- [Tareas por resolver]
[1] Según el fragmento proporcionado, ¿con qué relato de H. G. Wells se compara la llegada al barrio de las Injurias?
[2] Indique si cada afirmación concuerda con el fragmento proporcionado y cite las palabras que lo deciden: (a) al barrio de las Injurias se accede con comodidad por un camino llano; (b) el periodista escribía para los lectores de una publicación periódica; (c) se afirma que pocos madrileños podrían dirigirse al barrio sin vacilación.

- [Fragmento proporcionado]
──────────

Incursión en otro mundo
El yo periodístico de Vargas se presenta prácticamente como un explorador que visita lugares cuyos conciudadanos raramente podrían alcanzar. “Todo el mundo en Madrid lo conoce de nombre; pocos madrileños, seguramente, podrían dirigirse a él sin vacilación”, escribe sobre el barrio de las Injurias. Esta zona es un ejemplo de que algunos lugares visitados por el autor resultaban objetivamente de difícil acceso.
Parecería que llegar hasta las Injurias tiene algo de aventura colonial al estilo del relato El país de los ciegos, de H. G. Wells, donde un explorador accede por accidente a una sociedad desconocida. Vargas explica que el barrio no tiene entrada “en la racional acepción de la palabra: el que quiera llegar hasta él ha de deslizarse trabajosamente, bien por una rampa abrupta y fangosa, bien despeñándose por las violentas cortaduras del terreno, que forman, con el plano superior, un ancho barranco de pronunciadas líneas”.
Estas referencias a emplazamientos casi ocultos pueden tener algo de sensacionalista. Al fin y al cabo, el periodista escribía para conservar el interés (y sacudir las consciencias) de los lectores de una publicación periódica. Aún así, esta retórica pueden esconder una intención de revelación con tintes satíricos: evidenciar que, para el ayuntamiento y para muchos ciudadanos de la urbe, estos lugares eran verdaderamente otros mundos completamente ajenos a su realidad.

──────────

- [Datos para examinar]

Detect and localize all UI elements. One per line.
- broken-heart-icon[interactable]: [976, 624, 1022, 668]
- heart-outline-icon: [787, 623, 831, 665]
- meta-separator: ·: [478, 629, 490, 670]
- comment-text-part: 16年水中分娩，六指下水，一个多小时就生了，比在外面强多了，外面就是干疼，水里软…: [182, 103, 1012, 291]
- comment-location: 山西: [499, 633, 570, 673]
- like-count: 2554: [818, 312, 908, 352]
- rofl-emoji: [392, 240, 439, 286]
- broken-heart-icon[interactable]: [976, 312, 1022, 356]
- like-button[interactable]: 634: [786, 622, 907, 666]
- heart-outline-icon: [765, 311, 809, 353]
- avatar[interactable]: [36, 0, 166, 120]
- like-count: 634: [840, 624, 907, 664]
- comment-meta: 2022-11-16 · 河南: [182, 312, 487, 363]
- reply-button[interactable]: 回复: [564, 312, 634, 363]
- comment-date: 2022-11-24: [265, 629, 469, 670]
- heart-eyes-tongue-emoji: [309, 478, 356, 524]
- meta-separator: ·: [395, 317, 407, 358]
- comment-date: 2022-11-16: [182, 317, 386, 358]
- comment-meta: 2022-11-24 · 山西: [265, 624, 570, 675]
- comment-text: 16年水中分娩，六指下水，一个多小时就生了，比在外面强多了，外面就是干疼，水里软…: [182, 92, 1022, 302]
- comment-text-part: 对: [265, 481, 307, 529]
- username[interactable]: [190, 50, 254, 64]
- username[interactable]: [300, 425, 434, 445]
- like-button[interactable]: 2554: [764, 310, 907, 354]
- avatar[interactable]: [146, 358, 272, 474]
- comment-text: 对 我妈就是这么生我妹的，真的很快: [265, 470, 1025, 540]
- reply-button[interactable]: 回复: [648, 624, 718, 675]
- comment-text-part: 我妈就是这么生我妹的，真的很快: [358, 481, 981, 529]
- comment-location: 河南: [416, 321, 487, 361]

──────────

- [Lista de soluciones]
[1] Con el relato El país de los ciegos.

[2]
(a) No: «el que quiera llegar hasta él ha de deslizarse trabajosamente, bien por una rampa abrupta y fangosa».
(b) Sí: «el periodista escribía para conservar el interés (y sacudir las consciencias) de los lectores de una publicación periódica».
(c) Sí: «pocos madrileños, seguramente, podrían dirigirse a él sin vacilación».